■ TO BE DONE:
Look for the string "iron" in every line, and copy each line that has it.

Start of GIVEN RECORDS

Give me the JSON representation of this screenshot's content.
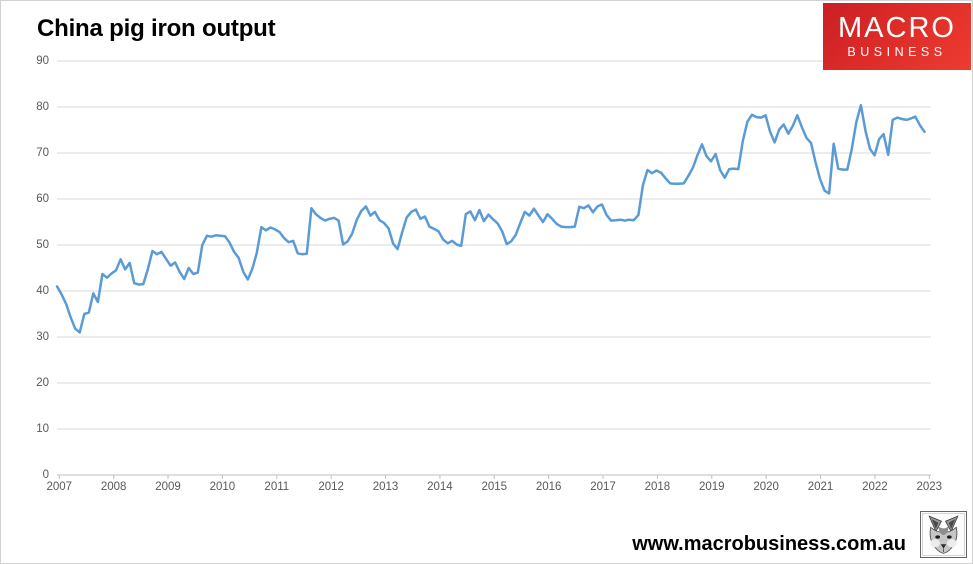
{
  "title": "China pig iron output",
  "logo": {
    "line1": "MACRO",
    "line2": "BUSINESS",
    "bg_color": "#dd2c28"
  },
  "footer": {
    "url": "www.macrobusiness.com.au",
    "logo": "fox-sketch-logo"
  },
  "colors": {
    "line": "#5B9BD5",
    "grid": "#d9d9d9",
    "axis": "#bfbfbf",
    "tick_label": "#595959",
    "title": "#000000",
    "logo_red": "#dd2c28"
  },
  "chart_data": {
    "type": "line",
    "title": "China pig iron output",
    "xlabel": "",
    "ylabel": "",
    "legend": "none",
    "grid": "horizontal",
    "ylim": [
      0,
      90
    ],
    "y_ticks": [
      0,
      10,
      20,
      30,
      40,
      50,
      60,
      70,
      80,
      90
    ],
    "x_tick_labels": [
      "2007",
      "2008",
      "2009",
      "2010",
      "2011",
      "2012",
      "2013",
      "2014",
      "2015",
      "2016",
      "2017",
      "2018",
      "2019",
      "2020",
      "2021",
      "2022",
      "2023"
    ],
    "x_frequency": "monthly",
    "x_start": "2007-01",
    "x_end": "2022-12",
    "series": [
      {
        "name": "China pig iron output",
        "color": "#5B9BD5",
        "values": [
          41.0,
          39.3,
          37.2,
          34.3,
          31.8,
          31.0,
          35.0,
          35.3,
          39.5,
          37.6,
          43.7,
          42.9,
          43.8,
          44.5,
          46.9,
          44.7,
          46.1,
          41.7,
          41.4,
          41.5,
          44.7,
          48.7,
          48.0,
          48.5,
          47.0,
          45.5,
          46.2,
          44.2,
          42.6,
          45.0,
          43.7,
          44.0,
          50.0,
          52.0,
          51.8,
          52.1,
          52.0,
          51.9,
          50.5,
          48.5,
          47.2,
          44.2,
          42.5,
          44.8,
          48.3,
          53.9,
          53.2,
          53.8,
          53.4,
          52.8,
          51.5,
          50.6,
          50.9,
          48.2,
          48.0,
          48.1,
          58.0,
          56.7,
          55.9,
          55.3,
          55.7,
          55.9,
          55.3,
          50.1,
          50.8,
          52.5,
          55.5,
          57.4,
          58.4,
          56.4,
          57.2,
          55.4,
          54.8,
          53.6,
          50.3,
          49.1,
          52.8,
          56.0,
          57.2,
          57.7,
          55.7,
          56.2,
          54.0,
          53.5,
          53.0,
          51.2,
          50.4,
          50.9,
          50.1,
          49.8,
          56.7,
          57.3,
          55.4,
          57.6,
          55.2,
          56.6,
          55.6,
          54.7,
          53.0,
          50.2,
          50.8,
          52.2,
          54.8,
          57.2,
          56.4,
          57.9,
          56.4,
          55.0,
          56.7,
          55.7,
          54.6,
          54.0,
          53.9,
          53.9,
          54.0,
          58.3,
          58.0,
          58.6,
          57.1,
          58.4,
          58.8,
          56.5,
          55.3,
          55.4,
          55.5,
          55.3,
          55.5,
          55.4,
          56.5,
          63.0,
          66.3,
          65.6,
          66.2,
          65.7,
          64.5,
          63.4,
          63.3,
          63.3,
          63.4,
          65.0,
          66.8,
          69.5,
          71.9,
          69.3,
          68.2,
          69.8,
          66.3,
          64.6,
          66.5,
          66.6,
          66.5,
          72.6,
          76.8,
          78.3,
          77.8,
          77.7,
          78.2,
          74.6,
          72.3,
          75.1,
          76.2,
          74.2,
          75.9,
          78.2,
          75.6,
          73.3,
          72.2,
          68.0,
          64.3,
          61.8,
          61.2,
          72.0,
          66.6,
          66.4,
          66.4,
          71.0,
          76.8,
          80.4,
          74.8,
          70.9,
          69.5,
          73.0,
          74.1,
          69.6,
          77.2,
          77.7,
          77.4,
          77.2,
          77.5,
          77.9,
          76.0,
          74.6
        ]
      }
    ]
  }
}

End of GIVEN RECORDS
Start of GIVEN RECORDS

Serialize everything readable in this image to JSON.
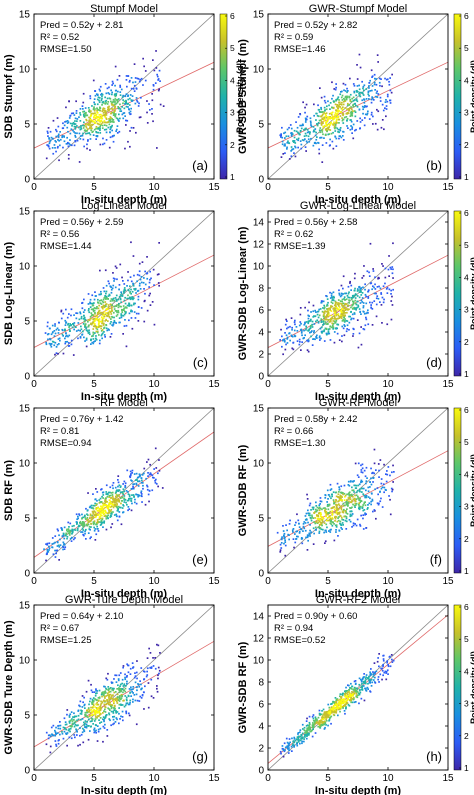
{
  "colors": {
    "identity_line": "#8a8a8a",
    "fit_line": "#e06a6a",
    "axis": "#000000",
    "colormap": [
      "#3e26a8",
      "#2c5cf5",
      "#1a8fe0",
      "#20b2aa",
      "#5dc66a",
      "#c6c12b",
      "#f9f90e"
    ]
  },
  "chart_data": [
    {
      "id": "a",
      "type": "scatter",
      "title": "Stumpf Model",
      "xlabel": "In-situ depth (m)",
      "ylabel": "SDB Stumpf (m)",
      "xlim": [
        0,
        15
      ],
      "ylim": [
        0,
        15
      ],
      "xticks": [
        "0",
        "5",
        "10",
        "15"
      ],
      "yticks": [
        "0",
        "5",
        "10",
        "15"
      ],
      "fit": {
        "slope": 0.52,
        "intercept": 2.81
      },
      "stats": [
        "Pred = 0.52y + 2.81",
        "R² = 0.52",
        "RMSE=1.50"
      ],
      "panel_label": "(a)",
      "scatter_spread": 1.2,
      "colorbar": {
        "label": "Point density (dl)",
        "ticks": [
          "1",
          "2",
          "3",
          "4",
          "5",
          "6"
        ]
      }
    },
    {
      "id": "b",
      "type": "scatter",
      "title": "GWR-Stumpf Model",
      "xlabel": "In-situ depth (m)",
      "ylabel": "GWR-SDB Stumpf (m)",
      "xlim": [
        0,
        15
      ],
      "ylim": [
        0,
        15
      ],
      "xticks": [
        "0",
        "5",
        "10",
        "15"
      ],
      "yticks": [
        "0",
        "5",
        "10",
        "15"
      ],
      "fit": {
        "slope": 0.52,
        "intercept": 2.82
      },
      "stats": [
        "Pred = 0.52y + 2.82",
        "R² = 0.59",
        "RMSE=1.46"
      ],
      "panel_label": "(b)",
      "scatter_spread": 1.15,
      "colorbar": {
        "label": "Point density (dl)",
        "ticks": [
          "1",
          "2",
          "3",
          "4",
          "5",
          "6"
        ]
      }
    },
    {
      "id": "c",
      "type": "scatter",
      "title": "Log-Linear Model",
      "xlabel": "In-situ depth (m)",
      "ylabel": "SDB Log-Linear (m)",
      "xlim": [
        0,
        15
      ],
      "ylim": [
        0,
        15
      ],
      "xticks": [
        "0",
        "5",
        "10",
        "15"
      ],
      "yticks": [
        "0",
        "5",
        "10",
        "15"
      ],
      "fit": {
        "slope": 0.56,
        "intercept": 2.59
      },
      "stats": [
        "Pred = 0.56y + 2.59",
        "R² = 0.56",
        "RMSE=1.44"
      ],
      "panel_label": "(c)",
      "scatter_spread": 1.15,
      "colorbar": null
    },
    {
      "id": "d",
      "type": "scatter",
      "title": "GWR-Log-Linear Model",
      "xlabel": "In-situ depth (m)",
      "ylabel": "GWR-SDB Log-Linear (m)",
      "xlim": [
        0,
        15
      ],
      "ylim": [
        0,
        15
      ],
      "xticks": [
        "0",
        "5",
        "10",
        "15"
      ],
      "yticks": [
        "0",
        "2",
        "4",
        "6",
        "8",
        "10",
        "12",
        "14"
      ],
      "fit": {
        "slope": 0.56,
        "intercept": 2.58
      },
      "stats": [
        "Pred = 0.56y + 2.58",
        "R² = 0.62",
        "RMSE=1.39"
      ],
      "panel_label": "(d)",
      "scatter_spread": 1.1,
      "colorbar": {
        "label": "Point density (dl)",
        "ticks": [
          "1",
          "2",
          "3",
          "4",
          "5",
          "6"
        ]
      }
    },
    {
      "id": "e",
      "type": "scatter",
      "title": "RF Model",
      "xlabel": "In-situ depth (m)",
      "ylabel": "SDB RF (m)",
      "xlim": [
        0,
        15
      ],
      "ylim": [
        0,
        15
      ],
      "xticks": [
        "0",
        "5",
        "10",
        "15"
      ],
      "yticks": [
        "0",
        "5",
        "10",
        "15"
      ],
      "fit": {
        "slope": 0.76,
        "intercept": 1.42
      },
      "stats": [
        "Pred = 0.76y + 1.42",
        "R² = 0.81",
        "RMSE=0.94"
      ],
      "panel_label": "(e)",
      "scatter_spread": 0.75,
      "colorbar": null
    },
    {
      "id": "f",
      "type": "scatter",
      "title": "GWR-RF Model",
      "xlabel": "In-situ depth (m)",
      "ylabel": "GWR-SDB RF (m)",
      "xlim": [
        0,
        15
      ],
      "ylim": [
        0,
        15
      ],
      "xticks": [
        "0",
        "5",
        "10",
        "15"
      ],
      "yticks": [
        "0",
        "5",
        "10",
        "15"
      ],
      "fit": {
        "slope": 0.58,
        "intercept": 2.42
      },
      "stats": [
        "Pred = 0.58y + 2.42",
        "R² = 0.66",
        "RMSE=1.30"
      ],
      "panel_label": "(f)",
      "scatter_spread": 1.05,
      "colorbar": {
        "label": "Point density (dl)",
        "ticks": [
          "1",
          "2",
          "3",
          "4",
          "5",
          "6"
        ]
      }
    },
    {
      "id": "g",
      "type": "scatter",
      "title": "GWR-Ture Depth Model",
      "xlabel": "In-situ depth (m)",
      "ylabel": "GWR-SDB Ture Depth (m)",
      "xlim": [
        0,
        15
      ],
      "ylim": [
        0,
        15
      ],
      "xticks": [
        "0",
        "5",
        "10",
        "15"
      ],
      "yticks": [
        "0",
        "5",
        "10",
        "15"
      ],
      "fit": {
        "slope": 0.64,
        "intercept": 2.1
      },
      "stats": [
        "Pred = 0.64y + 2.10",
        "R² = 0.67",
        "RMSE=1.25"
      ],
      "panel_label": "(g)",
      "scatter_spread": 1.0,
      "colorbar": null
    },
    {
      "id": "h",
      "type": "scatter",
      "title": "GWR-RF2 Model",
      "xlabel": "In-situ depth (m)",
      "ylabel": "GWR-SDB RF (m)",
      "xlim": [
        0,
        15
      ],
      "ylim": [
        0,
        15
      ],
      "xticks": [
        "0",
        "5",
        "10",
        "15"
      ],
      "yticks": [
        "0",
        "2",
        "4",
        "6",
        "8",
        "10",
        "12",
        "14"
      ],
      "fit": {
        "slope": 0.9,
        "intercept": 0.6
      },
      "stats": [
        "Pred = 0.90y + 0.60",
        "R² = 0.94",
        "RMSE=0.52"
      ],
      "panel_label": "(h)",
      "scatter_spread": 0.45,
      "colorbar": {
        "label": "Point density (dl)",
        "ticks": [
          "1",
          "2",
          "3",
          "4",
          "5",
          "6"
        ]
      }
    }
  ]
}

End of GIVEN RECORDS

■ OUTPUT BELOW:
  "title": "China pig iron output",
    "title": "China pig iron output",
        "name": "China pig iron output",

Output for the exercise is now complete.